What is required
Please reproduce each of the lines below without any change, and leave out the pictures.

Data

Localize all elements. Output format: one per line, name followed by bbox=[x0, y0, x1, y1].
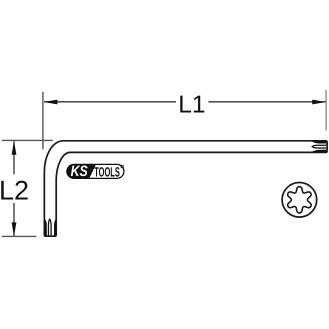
bottom tip flute middle ridge bbox=[48, 219, 51, 236]
right tip flute bottom wedge bbox=[312, 150, 327, 152]
logo registered mark bbox=[121, 165, 124, 168]
logo stadium outline bbox=[67, 164, 124, 178]
L1 dimension line left segment bbox=[44, 101, 176, 103]
svg-text:TOOLS: TOOLS bbox=[94, 164, 120, 179]
L2 arrow down bbox=[12, 222, 17, 236]
L2 dimension line upper segment bbox=[13, 141, 15, 174]
right tip flute middle ridge bbox=[312, 145, 326, 148]
torx detail circle bbox=[282, 183, 317, 218]
bottom tip flute right wedge bbox=[54, 219, 56, 236]
L1 arrow left bbox=[44, 100, 58, 105]
L2 extension line top bbox=[2, 139, 53, 141]
bottom tip flute left wedge bbox=[45, 219, 47, 236]
L1 extension line left bbox=[42, 92, 44, 150]
logo KS black field bbox=[67, 164, 96, 178]
L2 dimension line lower segment bbox=[13, 203, 15, 236]
svg-text:KS: KS bbox=[71, 163, 88, 180]
L1 arrow right bbox=[312, 100, 326, 105]
L1 dimension line right segment bbox=[209, 101, 326, 103]
key body outline bbox=[44, 141, 327, 236]
right tip flute top wedge bbox=[311, 141, 326, 143]
L1 extension line right bbox=[325, 90, 327, 131]
svg-text:L1: L1 bbox=[178, 91, 205, 118]
L2 extension line bottom bbox=[2, 235, 37, 237]
torx star profile bbox=[288, 187, 312, 213]
svg-text:L2: L2 bbox=[0, 175, 29, 205]
L2 arrow up bbox=[12, 141, 17, 155]
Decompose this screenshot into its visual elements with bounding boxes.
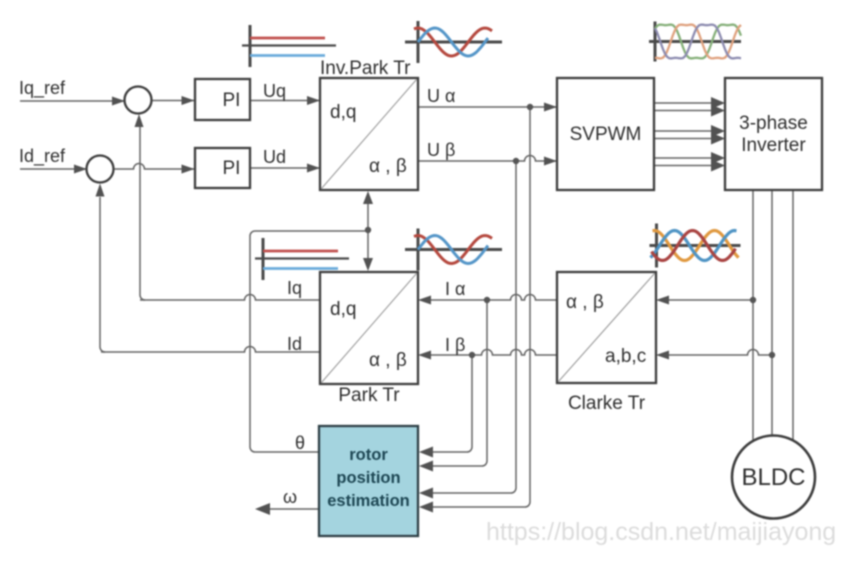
svg-text:θ: θ bbox=[295, 433, 305, 453]
svg-text:a,b,c: a,b,c bbox=[605, 346, 646, 367]
svg-text:Iq: Iq bbox=[287, 278, 302, 298]
svg-text:d,q: d,q bbox=[330, 299, 356, 320]
svg-text:Park Tr: Park Tr bbox=[338, 385, 400, 406]
svg-text:position: position bbox=[336, 469, 400, 487]
svg-text:3-phase: 3-phase bbox=[739, 113, 808, 134]
svg-text:Ud: Ud bbox=[263, 147, 286, 167]
svg-text:Id: Id bbox=[287, 334, 302, 354]
svg-text:Inverter: Inverter bbox=[741, 135, 806, 156]
svg-text:I α: I α bbox=[445, 279, 465, 299]
svg-text:d,q: d,q bbox=[330, 102, 356, 123]
svg-text:α , β: α , β bbox=[566, 292, 604, 313]
svg-text:https://blog.csdn.net/maijiayo: https://blog.csdn.net/maijiayong bbox=[486, 518, 836, 546]
svg-text:SVPWM: SVPWM bbox=[570, 124, 642, 145]
svg-text:PI: PI bbox=[223, 158, 241, 179]
svg-text:U α: U α bbox=[427, 86, 455, 106]
svg-text:Uq: Uq bbox=[263, 81, 286, 101]
svg-text:Inv.Park Tr: Inv.Park Tr bbox=[320, 58, 411, 79]
svg-text:α , β: α , β bbox=[369, 156, 407, 177]
svg-text:estimation: estimation bbox=[327, 492, 410, 510]
svg-text:PI: PI bbox=[223, 90, 241, 111]
svg-text:U β: U β bbox=[427, 140, 455, 160]
svg-text:Id_ref: Id_ref bbox=[19, 146, 66, 167]
svg-text:BLDC: BLDC bbox=[741, 464, 805, 491]
svg-text:ω: ω bbox=[283, 487, 297, 507]
svg-text:α , β: α , β bbox=[369, 350, 407, 371]
svg-text:rotor: rotor bbox=[349, 446, 388, 464]
svg-text:I β: I β bbox=[445, 335, 465, 355]
svg-text:Clarke Tr: Clarke Tr bbox=[568, 393, 646, 414]
svg-text:Iq_ref: Iq_ref bbox=[19, 78, 66, 99]
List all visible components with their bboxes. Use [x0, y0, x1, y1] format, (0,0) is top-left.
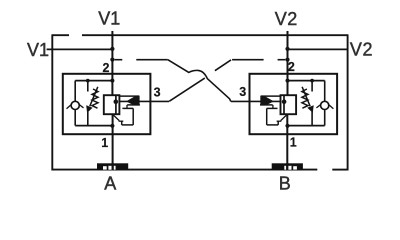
enclosure right edge [347, 34, 349, 170]
svg-text:A: A [104, 173, 116, 193]
svg-text:3: 3 [239, 85, 246, 99]
counterbalance valve U1 (left) [63, 31, 169, 170]
enclosure bottom edge right segment [332, 169, 347, 171]
svg-text:V1: V1 [98, 9, 120, 29]
svg-text:V2: V2 [275, 9, 298, 29]
enclosure top edge right segment [82, 34, 348, 36]
svg-text:V1: V1 [27, 40, 49, 60]
counterbalance valve U2 (right, mirrored) [231, 31, 337, 170]
svg-text:2: 2 [103, 61, 110, 75]
wire V2 stub horizontal [287, 48, 348, 50]
enclosure left edge [51, 34, 53, 170]
enclosure bottom edge left segment [52, 169, 317, 171]
wire pilot diagonal V2-to-left lower part [169, 78, 205, 101]
enclosure top edge left segment [52, 34, 69, 36]
wire V1 stub horizontal [47, 48, 113, 50]
svg-text:1: 1 [290, 135, 297, 149]
wire pilot diagonal V1-to-right with hop [168, 60, 231, 102]
svg-text:B: B [279, 173, 291, 193]
svg-text:V2: V2 [350, 40, 373, 60]
svg-text:1: 1 [101, 136, 108, 150]
svg-text:3: 3 [154, 85, 161, 99]
svg-text:2: 2 [288, 60, 295, 74]
wire pilot diagonal V2-to-left upper part [215, 60, 231, 71]
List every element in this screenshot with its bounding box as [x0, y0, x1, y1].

Finished exercise
Localize all elements. Output format: one per line, name followed by bbox=[x0, y0, x1, y1].
bottom tip flute middle ridge bbox=[48, 219, 51, 236]
right tip flute bottom wedge bbox=[312, 150, 327, 152]
logo registered mark bbox=[121, 165, 124, 168]
logo stadium outline bbox=[67, 164, 124, 178]
L1 dimension line left segment bbox=[44, 101, 176, 103]
svg-text:TOOLS: TOOLS bbox=[94, 164, 120, 179]
L2 arrow down bbox=[12, 222, 17, 236]
L2 dimension line upper segment bbox=[13, 141, 15, 174]
right tip flute middle ridge bbox=[312, 145, 326, 148]
torx detail circle bbox=[282, 183, 317, 218]
bottom tip flute right wedge bbox=[54, 219, 56, 236]
L1 arrow left bbox=[44, 100, 58, 105]
L2 extension line top bbox=[2, 139, 53, 141]
bottom tip flute left wedge bbox=[45, 219, 47, 236]
L1 extension line left bbox=[42, 92, 44, 150]
logo KS black field bbox=[67, 164, 96, 178]
L2 dimension line lower segment bbox=[13, 203, 15, 236]
svg-text:KS: KS bbox=[71, 163, 88, 180]
L1 arrow right bbox=[312, 100, 326, 105]
L1 dimension line right segment bbox=[209, 101, 326, 103]
key body outline bbox=[44, 141, 327, 236]
right tip flute top wedge bbox=[311, 141, 326, 143]
L1 extension line right bbox=[325, 90, 327, 131]
svg-text:L1: L1 bbox=[178, 91, 205, 118]
L2 extension line bottom bbox=[2, 235, 37, 237]
torx star profile bbox=[288, 187, 312, 213]
svg-text:L2: L2 bbox=[0, 175, 29, 205]
L2 arrow up bbox=[12, 141, 17, 155]
Decompose this screenshot into its visual elements with bounding boxes.
svg-text:θ: θ bbox=[295, 433, 305, 453]
svg-text:a,b,c: a,b,c bbox=[605, 346, 646, 367]
svg-text:Iq: Iq bbox=[287, 278, 302, 298]
svg-text:d,q: d,q bbox=[330, 299, 356, 320]
svg-text:Park Tr: Park Tr bbox=[338, 385, 400, 406]
svg-text:position: position bbox=[336, 469, 400, 487]
svg-text:3-phase: 3-phase bbox=[739, 113, 808, 134]
svg-text:Ud: Ud bbox=[263, 147, 286, 167]
svg-text:Id: Id bbox=[287, 334, 302, 354]
svg-text:Inverter: Inverter bbox=[741, 135, 806, 156]
svg-text:I α: I α bbox=[445, 279, 465, 299]
svg-text:d,q: d,q bbox=[330, 102, 356, 123]
svg-text:α , β: α , β bbox=[566, 292, 604, 313]
svg-text:https://blog.csdn.net/maijiayo: https://blog.csdn.net/maijiayong bbox=[486, 518, 836, 546]
svg-text:SVPWM: SVPWM bbox=[570, 124, 642, 145]
svg-text:PI: PI bbox=[223, 158, 241, 179]
svg-text:U α: U α bbox=[427, 86, 455, 106]
svg-text:Uq: Uq bbox=[263, 81, 286, 101]
svg-text:Inv.Park Tr: Inv.Park Tr bbox=[320, 58, 411, 79]
svg-text:α , β: α , β bbox=[369, 156, 407, 177]
svg-text:estimation: estimation bbox=[327, 492, 410, 510]
svg-text:PI: PI bbox=[223, 90, 241, 111]
svg-text:U β: U β bbox=[427, 140, 455, 160]
svg-text:Id_ref: Id_ref bbox=[19, 146, 66, 167]
svg-text:BLDC: BLDC bbox=[741, 464, 805, 491]
svg-text:ω: ω bbox=[283, 487, 297, 507]
svg-text:α , β: α , β bbox=[369, 350, 407, 371]
svg-text:rotor: rotor bbox=[349, 446, 388, 464]
svg-text:I β: I β bbox=[445, 335, 465, 355]
svg-text:Clarke Tr: Clarke Tr bbox=[568, 393, 646, 414]
svg-text:Iq_ref: Iq_ref bbox=[19, 78, 66, 99]
List all visible components with their bboxes. Use [x0, y0, x1, y1] format, (0,0) is top-left.
enclosure right edge [347, 34, 349, 170]
svg-text:A: A [104, 173, 116, 193]
svg-text:3: 3 [239, 85, 246, 99]
counterbalance valve U1 (left) [63, 31, 169, 170]
enclosure bottom edge right segment [332, 169, 347, 171]
svg-text:V1: V1 [98, 9, 120, 29]
svg-text:V2: V2 [275, 9, 298, 29]
enclosure top edge right segment [82, 34, 348, 36]
svg-text:V1: V1 [27, 40, 49, 60]
counterbalance valve U2 (right, mirrored) [231, 31, 337, 170]
svg-text:2: 2 [103, 61, 110, 75]
wire V2 stub horizontal [287, 48, 348, 50]
enclosure left edge [51, 34, 53, 170]
enclosure bottom edge left segment [52, 169, 317, 171]
wire pilot diagonal V2-to-left lower part [169, 78, 205, 101]
enclosure top edge left segment [52, 34, 69, 36]
wire V1 stub horizontal [47, 48, 113, 50]
svg-text:1: 1 [290, 135, 297, 149]
wire pilot diagonal V1-to-right with hop [168, 60, 231, 102]
svg-text:B: B [279, 173, 291, 193]
svg-text:V2: V2 [350, 40, 373, 60]
svg-text:1: 1 [101, 136, 108, 150]
svg-text:3: 3 [154, 85, 161, 99]
svg-text:2: 2 [288, 60, 295, 74]
wire pilot diagonal V2-to-left upper part [215, 60, 231, 71]
List every element in this screenshot with its bounding box as [x0, y0, x1, y1].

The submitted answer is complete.